Problem statement ▸ Return only the number of lines holding the word "signal".

(Source records)
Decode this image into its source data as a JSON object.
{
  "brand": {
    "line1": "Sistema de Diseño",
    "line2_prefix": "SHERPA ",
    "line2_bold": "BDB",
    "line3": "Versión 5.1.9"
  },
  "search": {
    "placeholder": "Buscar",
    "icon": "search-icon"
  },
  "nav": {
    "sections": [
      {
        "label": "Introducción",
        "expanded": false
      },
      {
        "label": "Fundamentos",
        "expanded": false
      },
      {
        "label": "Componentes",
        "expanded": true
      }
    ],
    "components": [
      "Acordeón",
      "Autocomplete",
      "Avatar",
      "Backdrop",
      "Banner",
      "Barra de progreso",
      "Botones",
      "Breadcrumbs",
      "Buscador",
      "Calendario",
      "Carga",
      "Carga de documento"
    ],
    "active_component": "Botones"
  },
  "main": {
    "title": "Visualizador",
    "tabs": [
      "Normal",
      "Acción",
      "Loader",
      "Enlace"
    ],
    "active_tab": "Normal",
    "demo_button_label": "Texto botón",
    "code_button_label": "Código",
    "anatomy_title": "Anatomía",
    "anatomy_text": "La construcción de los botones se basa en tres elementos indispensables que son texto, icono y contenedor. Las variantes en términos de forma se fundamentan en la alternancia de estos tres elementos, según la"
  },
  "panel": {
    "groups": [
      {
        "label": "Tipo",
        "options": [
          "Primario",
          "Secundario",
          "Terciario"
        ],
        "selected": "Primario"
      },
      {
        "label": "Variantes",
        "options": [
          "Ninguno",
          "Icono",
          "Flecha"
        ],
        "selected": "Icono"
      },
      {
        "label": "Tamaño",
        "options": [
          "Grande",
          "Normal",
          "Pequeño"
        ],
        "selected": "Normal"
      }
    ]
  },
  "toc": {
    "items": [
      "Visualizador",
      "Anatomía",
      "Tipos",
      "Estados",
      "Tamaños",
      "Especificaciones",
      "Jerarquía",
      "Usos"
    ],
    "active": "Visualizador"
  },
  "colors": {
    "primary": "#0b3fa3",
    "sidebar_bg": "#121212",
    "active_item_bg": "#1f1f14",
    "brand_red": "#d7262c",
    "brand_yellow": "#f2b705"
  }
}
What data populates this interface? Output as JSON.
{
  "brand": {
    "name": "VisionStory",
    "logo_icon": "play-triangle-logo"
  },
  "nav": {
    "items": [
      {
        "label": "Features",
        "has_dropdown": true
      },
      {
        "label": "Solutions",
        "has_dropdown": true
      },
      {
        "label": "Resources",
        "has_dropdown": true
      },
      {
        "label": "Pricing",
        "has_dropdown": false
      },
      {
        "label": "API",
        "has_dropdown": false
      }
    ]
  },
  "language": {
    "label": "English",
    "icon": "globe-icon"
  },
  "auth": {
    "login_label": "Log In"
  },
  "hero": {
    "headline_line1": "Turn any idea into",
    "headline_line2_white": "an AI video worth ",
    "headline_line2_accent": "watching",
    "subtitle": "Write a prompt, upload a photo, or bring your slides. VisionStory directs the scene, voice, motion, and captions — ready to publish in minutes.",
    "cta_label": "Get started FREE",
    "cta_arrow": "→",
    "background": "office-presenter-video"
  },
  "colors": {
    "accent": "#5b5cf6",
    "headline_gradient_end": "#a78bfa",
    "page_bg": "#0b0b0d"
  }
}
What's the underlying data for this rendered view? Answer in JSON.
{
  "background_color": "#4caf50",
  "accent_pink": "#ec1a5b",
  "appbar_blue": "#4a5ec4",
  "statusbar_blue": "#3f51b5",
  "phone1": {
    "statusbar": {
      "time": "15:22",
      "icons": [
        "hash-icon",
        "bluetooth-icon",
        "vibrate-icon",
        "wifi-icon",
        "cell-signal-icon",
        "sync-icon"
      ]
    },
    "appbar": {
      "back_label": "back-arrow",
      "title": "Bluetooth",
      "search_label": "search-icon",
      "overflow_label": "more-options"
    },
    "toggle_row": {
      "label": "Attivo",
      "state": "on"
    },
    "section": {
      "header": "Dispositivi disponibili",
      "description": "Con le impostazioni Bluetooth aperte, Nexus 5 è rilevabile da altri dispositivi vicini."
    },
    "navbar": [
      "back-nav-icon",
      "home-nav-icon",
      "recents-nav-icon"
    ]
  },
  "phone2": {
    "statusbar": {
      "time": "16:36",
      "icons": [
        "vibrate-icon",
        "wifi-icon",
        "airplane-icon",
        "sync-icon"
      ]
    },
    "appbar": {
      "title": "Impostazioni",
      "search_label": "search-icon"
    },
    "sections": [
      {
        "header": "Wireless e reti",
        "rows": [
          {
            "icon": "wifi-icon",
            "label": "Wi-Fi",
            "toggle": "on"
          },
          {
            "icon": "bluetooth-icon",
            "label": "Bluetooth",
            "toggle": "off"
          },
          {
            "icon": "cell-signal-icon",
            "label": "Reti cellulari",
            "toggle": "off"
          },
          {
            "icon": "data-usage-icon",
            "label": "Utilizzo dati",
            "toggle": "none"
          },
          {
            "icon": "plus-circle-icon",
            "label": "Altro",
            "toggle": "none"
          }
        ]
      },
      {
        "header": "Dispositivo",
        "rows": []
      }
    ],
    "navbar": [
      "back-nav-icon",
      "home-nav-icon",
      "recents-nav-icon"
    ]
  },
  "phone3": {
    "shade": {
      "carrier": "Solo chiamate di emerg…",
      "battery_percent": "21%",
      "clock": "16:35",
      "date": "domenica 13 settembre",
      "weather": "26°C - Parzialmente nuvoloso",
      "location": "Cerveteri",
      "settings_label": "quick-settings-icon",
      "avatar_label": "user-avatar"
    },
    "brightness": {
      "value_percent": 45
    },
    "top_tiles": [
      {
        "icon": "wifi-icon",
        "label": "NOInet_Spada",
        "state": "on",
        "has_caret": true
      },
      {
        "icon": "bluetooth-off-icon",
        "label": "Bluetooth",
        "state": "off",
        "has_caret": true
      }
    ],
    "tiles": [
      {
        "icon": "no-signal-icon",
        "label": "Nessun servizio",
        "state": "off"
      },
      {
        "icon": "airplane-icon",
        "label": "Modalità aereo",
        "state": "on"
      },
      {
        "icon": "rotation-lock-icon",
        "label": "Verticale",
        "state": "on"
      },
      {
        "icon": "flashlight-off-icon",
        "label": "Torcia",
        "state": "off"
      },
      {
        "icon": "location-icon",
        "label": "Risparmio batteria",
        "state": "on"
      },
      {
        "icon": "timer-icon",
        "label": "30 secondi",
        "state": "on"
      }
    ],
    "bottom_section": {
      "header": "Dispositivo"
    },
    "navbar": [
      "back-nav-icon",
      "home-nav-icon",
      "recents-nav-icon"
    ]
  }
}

Full answer ▸ 3